Collection entries.
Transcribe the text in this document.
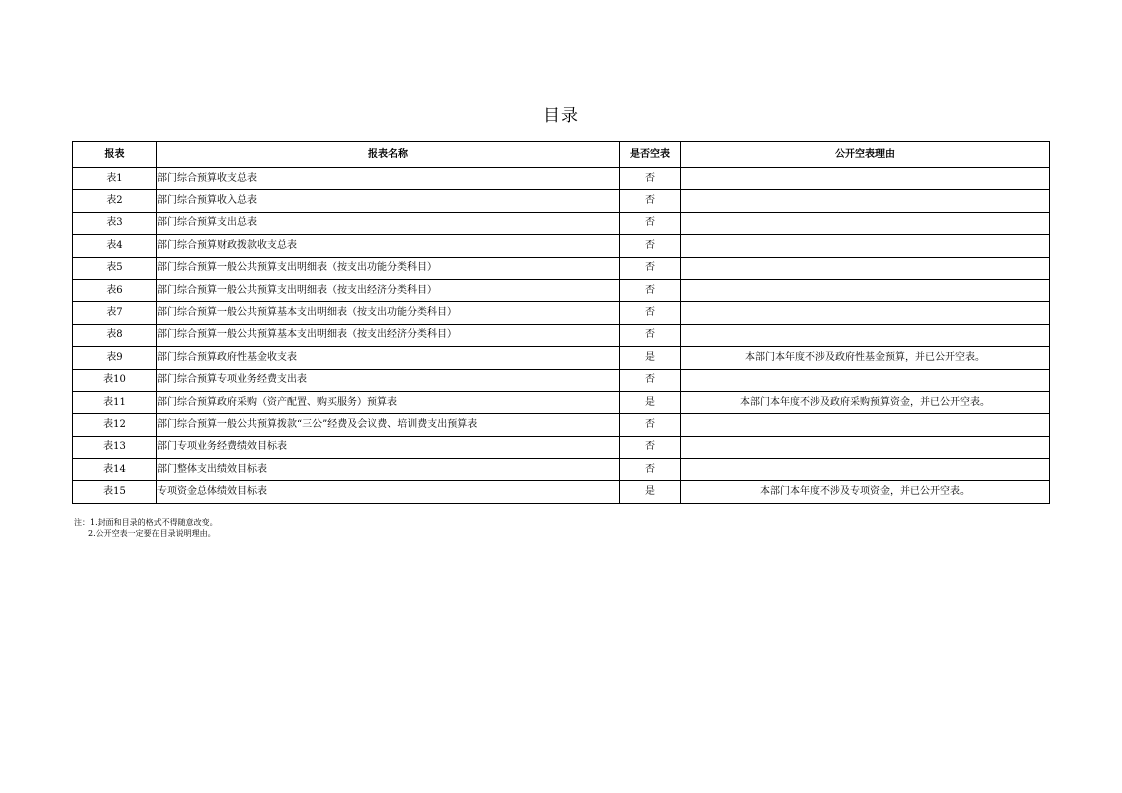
目录
报表	报表名称	是否空表	公开空表理由
表1	部门综合预算收支总表	否	
表2	部门综合预算收入总表	否	
表3	部门综合预算支出总表	否	
表4	部门综合预算财政拨款收支总表	否	
表5	部门综合预算一般公共预算支出明细表（按支出功能分类科目）	否	
表6	部门综合预算一般公共预算支出明细表（按支出经济分类科目）	否	
表7	部门综合预算一般公共预算基本支出明细表（按支出功能分类科目）	否	
表8	部门综合预算一般公共预算基本支出明细表（按支出经济分类科目）	否	
表9	部门综合预算政府性基金收支表	是	本部门本年度不涉及政府性基金预算，并已公开空表。
表10	部门综合预算专项业务经费支出表	否	
表11	部门综合预算政府采购（资产配置、购买服务）预算表	是	本部门本年度不涉及政府采购预算资金，并已公开空表。
表12	部门综合预算一般公共预算拨款“三公”经费及会议费、培训费支出预算表	否	
表13	部门专项业务经费绩效目标表	否	
表14	部门整体支出绩效目标表	否	
表15	专项资金总体绩效目标表	是	本部门本年度不涉及专项资金，并已公开空表。
注：1.封面和目录的格式不得随意改变。
2.公开空表一定要在目录说明理由。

Problem description. Reproduce the material in full, word for word, and omit the pictures.

Task answer.
Transcribe the text in this document.
目录
报表	报表名称	是否空表	公开空表理由
表1	部门综合预算收支总表	否	
表2	部门综合预算收入总表	否	
表3	部门综合预算支出总表	否	
表4	部门综合预算财政拨款收支总表	否	
表5	部门综合预算一般公共预算支出明细表（按支出功能分类科目）	否	
表6	部门综合预算一般公共预算支出明细表（按支出经济分类科目）	否	
表7	部门综合预算一般公共预算基本支出明细表（按支出功能分类科目）	否	
表8	部门综合预算一般公共预算基本支出明细表（按支出经济分类科目）	否	
表9	部门综合预算政府性基金收支表	是	本部门本年度不涉及政府性基金预算，并已公开空表。
表10	部门综合预算专项业务经费支出表	否	
表11	部门综合预算政府采购（资产配置、购买服务）预算表	是	本部门本年度不涉及政府采购预算资金，并已公开空表。
表12	部门综合预算一般公共预算拨款“三公”经费及会议费、培训费支出预算表	否	
表13	部门专项业务经费绩效目标表	否	
表14	部门整体支出绩效目标表	否	
表15	专项资金总体绩效目标表	是	本部门本年度不涉及专项资金，并已公开空表。
注：1.封面和目录的格式不得随意改变。
2.公开空表一定要在目录说明理由。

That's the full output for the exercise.